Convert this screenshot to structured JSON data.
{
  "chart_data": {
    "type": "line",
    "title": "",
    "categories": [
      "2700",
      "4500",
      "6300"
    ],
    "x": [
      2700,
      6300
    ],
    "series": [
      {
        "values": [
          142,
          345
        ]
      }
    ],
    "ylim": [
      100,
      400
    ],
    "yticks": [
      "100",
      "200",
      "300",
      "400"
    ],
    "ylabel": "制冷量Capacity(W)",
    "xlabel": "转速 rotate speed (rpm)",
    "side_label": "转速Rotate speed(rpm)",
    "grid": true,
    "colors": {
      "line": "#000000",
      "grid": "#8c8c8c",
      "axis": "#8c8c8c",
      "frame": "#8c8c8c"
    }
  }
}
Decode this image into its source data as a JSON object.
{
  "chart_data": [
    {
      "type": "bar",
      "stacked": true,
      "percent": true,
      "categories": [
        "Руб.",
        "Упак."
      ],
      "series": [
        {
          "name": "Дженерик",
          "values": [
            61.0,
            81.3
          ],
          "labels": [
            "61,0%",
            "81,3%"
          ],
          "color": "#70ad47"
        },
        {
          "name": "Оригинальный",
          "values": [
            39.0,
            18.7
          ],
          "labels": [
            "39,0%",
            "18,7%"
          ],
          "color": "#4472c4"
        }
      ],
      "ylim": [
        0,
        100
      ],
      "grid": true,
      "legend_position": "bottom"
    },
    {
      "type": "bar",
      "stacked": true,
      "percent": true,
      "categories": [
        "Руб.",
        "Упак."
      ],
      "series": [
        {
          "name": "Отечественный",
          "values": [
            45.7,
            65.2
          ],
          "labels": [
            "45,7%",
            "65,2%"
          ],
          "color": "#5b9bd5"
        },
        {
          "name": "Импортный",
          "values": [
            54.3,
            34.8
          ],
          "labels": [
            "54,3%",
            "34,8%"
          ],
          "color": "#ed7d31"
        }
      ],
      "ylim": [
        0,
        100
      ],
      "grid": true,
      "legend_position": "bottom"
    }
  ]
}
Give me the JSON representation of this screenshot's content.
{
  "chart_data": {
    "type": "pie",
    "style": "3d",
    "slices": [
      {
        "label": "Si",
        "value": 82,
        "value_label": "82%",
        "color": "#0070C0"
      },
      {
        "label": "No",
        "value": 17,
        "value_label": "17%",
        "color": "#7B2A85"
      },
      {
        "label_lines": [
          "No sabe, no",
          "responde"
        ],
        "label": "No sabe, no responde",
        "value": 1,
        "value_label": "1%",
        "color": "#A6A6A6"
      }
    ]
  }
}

TASK REQUIREMENTS ▸ Repeat only the stretch of lines that begins at the line containing "Give me the" and ends at the last line above, both included.

THE ANSWER ▸
Give me the JSON representation of this screenshot's content.
{
  "chart_data": {
    "type": "pie",
    "style": "3d",
    "slices": [
      {
        "label": "Si",
        "value": 82,
        "value_label": "82%",
        "color": "#0070C0"
      },
      {
        "label": "No",
        "value": 17,
        "value_label": "17%",
        "color": "#7B2A85"
      },
      {
        "label_lines": [
          "No sabe, no",
          "responde"
        ],
        "label": "No sabe, no responde",
        "value": 1,
        "value_label": "1%",
        "color": "#A6A6A6"
      }
    ]
  }
}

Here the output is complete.